■ **STATED GOAL**
In the passage on the history of Forest Gate, who replaced the original gate in 1851, and what was built in its place?

■ **TEXT BLOCK**
*-*-*

To suffer William Hopkins to enclose two acres near Wood Grange gate, within the said forest, and also give him licence to erect a dwelling house thereupon.
Eighteenth century maps appear to confirm the existence of "the gate".

The Survey Map of John Rocque (see below for an extract), published in 1746, somewhat confusingly calls Woodgrange Road, "The White Gate", and William Hopkins property between Woodgrange Farm and The Eagle and Child pub is labelled "The Red Gate", but the location of the forest gate does snot seem to be indicated!


The Forest Gate section of John
Rocque's 1746 map of Essex

Andre and Chapman's map (see below for a small detail), published some thirty years later, seems to show "the gate", close to the Eagle and Child pub.

Abstract from Andre and Chapman's map, 1777
A local family historian has discovered that "three tenements on the north side of the Eagle and Child in Epping Forest" were insured with Sun Fire Insurance, in 1837, by a Robert Clayworth, who was a poultry farmer of Whitechapel. It looks therefore, as if the area adjacent to "the gate" was farmed by poultry keepers, who sold their stock in the City's Leadenhall Market.

Martin Wallace, in his history of St Mark's church, published in 1986, says that the original gate was replaced in 1851 by the Lord of Woodgrange manor, who erected a new five-bar gate, together with a keeper's cottage - known as Forest House. 

The present article reproduces 6 drawings of "the gate" and its surrounds, but only the last of them shows the five-barred gate.  The others illustrate the earlier, rickety ,older, and perhaps, original one.

*-*-*

Stored items
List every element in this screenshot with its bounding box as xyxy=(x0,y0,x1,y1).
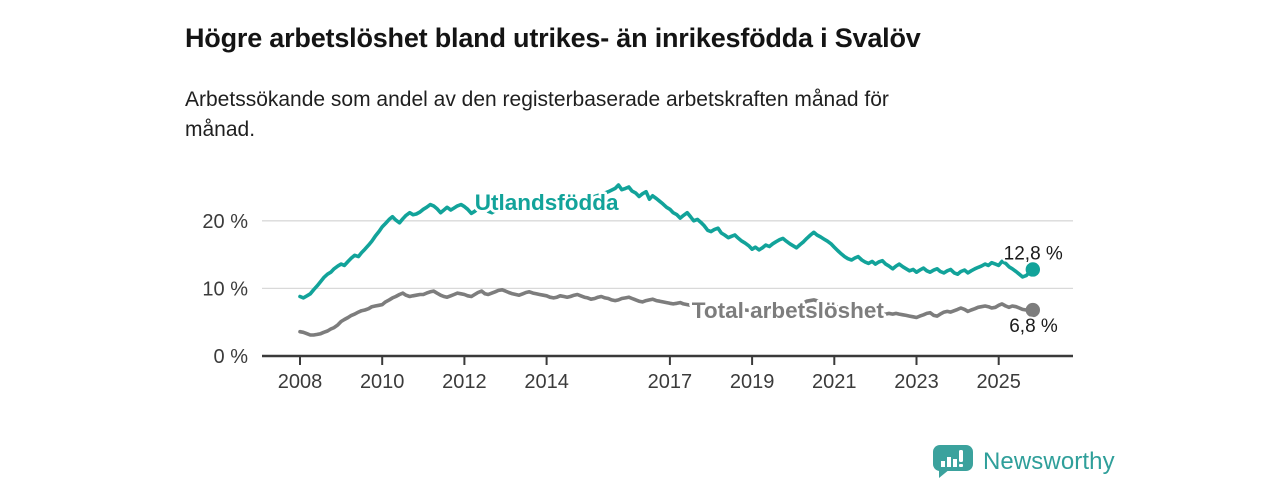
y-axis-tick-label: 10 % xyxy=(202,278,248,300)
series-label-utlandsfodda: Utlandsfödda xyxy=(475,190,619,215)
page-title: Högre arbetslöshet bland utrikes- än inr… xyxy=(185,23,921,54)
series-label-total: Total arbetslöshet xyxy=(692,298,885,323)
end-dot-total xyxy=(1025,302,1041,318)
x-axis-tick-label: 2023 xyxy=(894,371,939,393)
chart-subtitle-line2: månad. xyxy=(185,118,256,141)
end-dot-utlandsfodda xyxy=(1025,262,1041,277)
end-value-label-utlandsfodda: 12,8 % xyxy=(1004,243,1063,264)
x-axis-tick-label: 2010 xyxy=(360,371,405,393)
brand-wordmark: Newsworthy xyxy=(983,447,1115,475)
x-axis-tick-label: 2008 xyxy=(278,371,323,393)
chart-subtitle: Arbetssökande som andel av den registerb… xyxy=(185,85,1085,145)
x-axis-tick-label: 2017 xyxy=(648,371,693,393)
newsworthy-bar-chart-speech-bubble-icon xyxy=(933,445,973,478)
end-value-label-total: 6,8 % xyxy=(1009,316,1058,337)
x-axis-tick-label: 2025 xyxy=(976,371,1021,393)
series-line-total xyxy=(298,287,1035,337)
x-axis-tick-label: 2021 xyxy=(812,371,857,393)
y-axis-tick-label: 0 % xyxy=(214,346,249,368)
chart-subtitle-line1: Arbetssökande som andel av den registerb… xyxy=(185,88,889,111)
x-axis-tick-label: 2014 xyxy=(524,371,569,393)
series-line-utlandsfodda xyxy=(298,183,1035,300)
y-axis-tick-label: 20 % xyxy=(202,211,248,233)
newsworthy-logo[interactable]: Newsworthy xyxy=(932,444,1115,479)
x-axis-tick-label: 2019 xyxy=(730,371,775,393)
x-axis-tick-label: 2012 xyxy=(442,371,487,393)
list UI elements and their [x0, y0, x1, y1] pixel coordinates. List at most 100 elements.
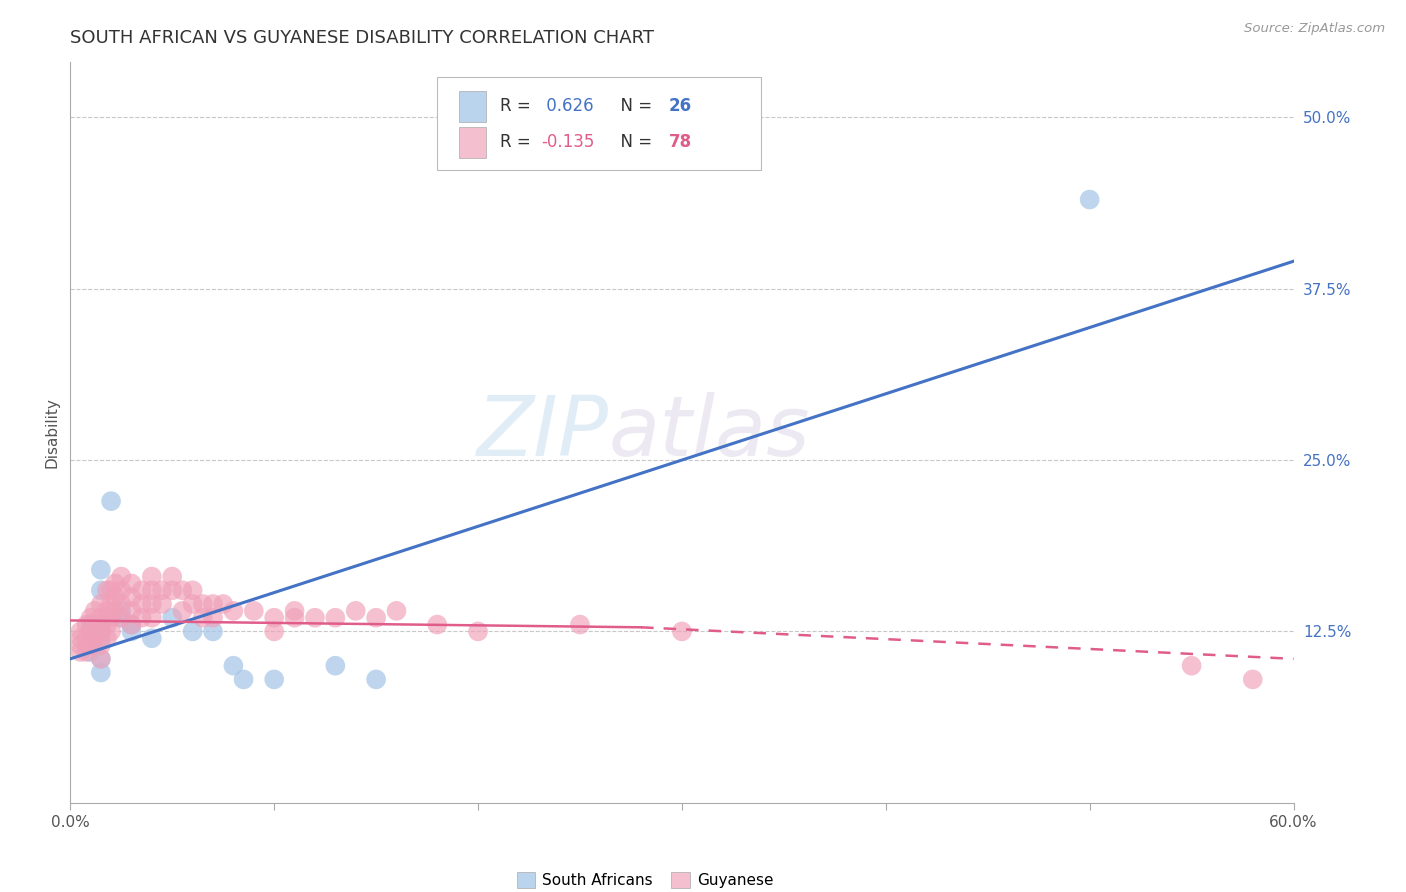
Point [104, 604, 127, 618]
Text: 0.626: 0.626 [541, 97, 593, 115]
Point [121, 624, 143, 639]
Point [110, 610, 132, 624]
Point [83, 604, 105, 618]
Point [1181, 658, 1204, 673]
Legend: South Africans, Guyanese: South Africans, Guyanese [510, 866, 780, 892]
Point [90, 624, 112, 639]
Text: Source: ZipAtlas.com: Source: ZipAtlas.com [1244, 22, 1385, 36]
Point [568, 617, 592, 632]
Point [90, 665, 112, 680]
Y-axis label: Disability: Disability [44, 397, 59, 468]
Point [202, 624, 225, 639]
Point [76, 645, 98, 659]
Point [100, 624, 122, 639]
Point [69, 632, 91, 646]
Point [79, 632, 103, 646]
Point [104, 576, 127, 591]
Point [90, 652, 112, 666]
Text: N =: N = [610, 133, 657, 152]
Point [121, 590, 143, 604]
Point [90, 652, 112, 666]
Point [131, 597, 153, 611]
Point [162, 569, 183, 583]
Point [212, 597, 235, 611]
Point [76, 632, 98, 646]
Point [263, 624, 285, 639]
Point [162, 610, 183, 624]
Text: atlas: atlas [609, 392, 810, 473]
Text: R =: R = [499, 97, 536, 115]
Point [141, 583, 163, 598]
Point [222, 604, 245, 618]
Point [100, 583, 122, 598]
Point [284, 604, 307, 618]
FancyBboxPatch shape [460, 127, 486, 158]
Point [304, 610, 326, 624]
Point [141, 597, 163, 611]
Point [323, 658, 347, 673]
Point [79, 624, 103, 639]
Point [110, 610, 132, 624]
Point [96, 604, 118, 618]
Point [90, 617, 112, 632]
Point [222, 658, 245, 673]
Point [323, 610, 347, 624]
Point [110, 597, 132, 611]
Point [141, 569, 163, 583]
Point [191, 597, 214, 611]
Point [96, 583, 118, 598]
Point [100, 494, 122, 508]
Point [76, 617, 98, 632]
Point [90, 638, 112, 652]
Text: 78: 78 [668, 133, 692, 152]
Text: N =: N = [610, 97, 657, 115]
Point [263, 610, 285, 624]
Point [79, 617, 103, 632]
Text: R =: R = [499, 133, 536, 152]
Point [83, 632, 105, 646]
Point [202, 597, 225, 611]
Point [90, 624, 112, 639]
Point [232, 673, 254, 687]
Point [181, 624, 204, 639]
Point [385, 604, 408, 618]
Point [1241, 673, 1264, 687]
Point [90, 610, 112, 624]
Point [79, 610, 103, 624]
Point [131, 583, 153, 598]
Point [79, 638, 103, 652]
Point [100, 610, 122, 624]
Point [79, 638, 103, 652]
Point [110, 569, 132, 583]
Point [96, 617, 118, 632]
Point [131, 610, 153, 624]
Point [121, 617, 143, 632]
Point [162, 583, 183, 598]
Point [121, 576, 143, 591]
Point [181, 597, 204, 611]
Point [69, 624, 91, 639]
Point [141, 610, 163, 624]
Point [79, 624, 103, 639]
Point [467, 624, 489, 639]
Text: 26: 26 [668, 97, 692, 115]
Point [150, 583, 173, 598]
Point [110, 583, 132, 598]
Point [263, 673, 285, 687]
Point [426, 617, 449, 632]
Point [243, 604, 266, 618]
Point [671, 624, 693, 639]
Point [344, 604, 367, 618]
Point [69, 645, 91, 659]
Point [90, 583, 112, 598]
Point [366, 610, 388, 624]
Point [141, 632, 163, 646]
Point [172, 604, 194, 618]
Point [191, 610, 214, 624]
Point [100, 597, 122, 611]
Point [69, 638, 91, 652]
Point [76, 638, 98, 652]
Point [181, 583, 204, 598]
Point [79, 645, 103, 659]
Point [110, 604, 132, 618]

*-*-*

■ **OUTPUT OF THE EXERCISE**
The Lord of Woodgrange manor replaced it with a new five-bar gate and a keeper's cottage known as Forest House.